> [GIVEN PROBLEM]: Print the data exactly as it is given, please.

____

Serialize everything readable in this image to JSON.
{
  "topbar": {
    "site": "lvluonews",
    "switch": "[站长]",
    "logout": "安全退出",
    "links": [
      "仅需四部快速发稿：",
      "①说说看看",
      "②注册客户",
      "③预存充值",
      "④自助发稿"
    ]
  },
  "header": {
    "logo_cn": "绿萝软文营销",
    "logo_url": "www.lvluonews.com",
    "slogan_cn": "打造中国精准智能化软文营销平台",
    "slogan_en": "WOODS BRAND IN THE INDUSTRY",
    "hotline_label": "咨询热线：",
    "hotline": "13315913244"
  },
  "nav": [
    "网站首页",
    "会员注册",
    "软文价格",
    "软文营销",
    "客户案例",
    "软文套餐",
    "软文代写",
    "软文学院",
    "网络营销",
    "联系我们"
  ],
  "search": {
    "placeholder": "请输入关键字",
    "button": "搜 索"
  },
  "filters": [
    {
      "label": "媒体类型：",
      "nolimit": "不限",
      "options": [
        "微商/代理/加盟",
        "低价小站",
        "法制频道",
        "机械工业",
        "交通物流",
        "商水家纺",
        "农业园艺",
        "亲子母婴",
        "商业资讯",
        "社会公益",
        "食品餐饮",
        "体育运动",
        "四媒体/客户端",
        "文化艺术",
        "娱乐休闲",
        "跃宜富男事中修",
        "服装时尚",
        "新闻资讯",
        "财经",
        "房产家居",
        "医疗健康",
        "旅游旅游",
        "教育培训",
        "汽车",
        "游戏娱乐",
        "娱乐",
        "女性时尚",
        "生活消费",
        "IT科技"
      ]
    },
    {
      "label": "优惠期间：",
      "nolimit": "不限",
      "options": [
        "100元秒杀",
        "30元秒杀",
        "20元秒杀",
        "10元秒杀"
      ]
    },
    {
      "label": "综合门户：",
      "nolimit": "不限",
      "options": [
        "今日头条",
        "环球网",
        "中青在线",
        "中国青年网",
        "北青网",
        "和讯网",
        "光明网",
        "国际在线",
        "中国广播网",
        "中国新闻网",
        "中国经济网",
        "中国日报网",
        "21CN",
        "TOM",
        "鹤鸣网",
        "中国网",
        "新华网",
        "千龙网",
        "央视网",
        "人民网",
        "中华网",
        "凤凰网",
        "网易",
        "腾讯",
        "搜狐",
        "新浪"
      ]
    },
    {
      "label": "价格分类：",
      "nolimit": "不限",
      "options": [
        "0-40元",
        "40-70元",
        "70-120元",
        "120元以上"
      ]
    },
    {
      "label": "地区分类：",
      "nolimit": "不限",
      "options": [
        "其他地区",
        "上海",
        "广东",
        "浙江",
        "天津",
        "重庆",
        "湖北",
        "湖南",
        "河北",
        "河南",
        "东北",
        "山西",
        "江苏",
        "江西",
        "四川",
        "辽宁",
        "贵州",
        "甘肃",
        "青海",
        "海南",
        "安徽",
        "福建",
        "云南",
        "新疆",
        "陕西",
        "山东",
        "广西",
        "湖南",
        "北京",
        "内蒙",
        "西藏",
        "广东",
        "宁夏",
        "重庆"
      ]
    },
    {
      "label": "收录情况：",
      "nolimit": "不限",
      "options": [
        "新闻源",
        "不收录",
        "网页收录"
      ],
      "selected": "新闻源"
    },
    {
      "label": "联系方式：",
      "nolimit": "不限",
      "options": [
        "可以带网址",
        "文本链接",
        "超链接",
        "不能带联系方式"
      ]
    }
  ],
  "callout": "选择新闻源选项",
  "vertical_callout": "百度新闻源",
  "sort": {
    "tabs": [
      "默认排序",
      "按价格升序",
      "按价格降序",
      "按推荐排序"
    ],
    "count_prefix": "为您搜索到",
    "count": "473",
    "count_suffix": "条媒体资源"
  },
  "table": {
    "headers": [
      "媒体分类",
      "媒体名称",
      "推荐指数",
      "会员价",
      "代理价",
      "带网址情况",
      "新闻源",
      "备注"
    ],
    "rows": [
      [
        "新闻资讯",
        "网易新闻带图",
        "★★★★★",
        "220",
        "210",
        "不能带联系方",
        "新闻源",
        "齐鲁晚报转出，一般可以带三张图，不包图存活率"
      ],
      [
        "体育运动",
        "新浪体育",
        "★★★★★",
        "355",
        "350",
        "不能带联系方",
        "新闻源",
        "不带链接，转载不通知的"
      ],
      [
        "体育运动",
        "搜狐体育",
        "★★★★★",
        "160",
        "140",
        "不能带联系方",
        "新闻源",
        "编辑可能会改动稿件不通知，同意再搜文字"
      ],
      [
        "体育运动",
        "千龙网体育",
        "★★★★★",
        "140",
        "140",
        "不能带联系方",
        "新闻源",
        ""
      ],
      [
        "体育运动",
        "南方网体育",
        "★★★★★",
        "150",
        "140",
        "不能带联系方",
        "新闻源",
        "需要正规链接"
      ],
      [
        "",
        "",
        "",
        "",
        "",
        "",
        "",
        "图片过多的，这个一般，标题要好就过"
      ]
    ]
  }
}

____

> [THE RESPONSE]:
Serialize everything readable in this image to JSON.
{
  "topbar": {
    "site": "lvluonews",
    "switch": "[站长]",
    "logout": "安全退出",
    "links": [
      "仅需四部快速发稿：",
      "①说说看看",
      "②注册客户",
      "③预存充值",
      "④自助发稿"
    ]
  },
  "header": {
    "logo_cn": "绿萝软文营销",
    "logo_url": "www.lvluonews.com",
    "slogan_cn": "打造中国精准智能化软文营销平台",
    "slogan_en": "WOODS BRAND IN THE INDUSTRY",
    "hotline_label": "咨询热线：",
    "hotline": "13315913244"
  },
  "nav": [
    "网站首页",
    "会员注册",
    "软文价格",
    "软文营销",
    "客户案例",
    "软文套餐",
    "软文代写",
    "软文学院",
    "网络营销",
    "联系我们"
  ],
  "search": {
    "placeholder": "请输入关键字",
    "button": "搜 索"
  },
  "filters": [
    {
      "label": "媒体类型：",
      "nolimit": "不限",
      "options": [
        "微商/代理/加盟",
        "低价小站",
        "法制频道",
        "机械工业",
        "交通物流",
        "商水家纺",
        "农业园艺",
        "亲子母婴",
        "商业资讯",
        "社会公益",
        "食品餐饮",
        "体育运动",
        "四媒体/客户端",
        "文化艺术",
        "娱乐休闲",
        "跃宜富男事中修",
        "服装时尚",
        "新闻资讯",
        "财经",
        "房产家居",
        "医疗健康",
        "旅游旅游",
        "教育培训",
        "汽车",
        "游戏娱乐",
        "娱乐",
        "女性时尚",
        "生活消费",
        "IT科技"
      ]
    },
    {
      "label": "优惠期间：",
      "nolimit": "不限",
      "options": [
        "100元秒杀",
        "30元秒杀",
        "20元秒杀",
        "10元秒杀"
      ]
    },
    {
      "label": "综合门户：",
      "nolimit": "不限",
      "options": [
        "今日头条",
        "环球网",
        "中青在线",
        "中国青年网",
        "北青网",
        "和讯网",
        "光明网",
        "国际在线",
        "中国广播网",
        "中国新闻网",
        "中国经济网",
        "中国日报网",
        "21CN",
        "TOM",
        "鹤鸣网",
        "中国网",
        "新华网",
        "千龙网",
        "央视网",
        "人民网",
        "中华网",
        "凤凰网",
        "网易",
        "腾讯",
        "搜狐",
        "新浪"
      ]
    },
    {
      "label": "价格分类：",
      "nolimit": "不限",
      "options": [
        "0-40元",
        "40-70元",
        "70-120元",
        "120元以上"
      ]
    },
    {
      "label": "地区分类：",
      "nolimit": "不限",
      "options": [
        "其他地区",
        "上海",
        "广东",
        "浙江",
        "天津",
        "重庆",
        "湖北",
        "湖南",
        "河北",
        "河南",
        "东北",
        "山西",
        "江苏",
        "江西",
        "四川",
        "辽宁",
        "贵州",
        "甘肃",
        "青海",
        "海南",
        "安徽",
        "福建",
        "云南",
        "新疆",
        "陕西",
        "山东",
        "广西",
        "湖南",
        "北京",
        "内蒙",
        "西藏",
        "广东",
        "宁夏",
        "重庆"
      ]
    },
    {
      "label": "收录情况：",
      "nolimit": "不限",
      "options": [
        "新闻源",
        "不收录",
        "网页收录"
      ],
      "selected": "新闻源"
    },
    {
      "label": "联系方式：",
      "nolimit": "不限",
      "options": [
        "可以带网址",
        "文本链接",
        "超链接",
        "不能带联系方式"
      ]
    }
  ],
  "callout": "选择新闻源选项",
  "vertical_callout": "百度新闻源",
  "sort": {
    "tabs": [
      "默认排序",
      "按价格升序",
      "按价格降序",
      "按推荐排序"
    ],
    "count_prefix": "为您搜索到",
    "count": "473",
    "count_suffix": "条媒体资源"
  },
  "table": {
    "headers": [
      "媒体分类",
      "媒体名称",
      "推荐指数",
      "会员价",
      "代理价",
      "带网址情况",
      "新闻源",
      "备注"
    ],
    "rows": [
      [
        "新闻资讯",
        "网易新闻带图",
        "★★★★★",
        "220",
        "210",
        "不能带联系方",
        "新闻源",
        "齐鲁晚报转出，一般可以带三张图，不包图存活率"
      ],
      [
        "体育运动",
        "新浪体育",
        "★★★★★",
        "355",
        "350",
        "不能带联系方",
        "新闻源",
        "不带链接，转载不通知的"
      ],
      [
        "体育运动",
        "搜狐体育",
        "★★★★★",
        "160",
        "140",
        "不能带联系方",
        "新闻源",
        "编辑可能会改动稿件不通知，同意再搜文字"
      ],
      [
        "体育运动",
        "千龙网体育",
        "★★★★★",
        "140",
        "140",
        "不能带联系方",
        "新闻源",
        ""
      ],
      [
        "体育运动",
        "南方网体育",
        "★★★★★",
        "150",
        "140",
        "不能带联系方",
        "新闻源",
        "需要正规链接"
      ],
      [
        "",
        "",
        "",
        "",
        "",
        "",
        "",
        "图片过多的，这个一般，标题要好就过"
      ]
    ]
  }
}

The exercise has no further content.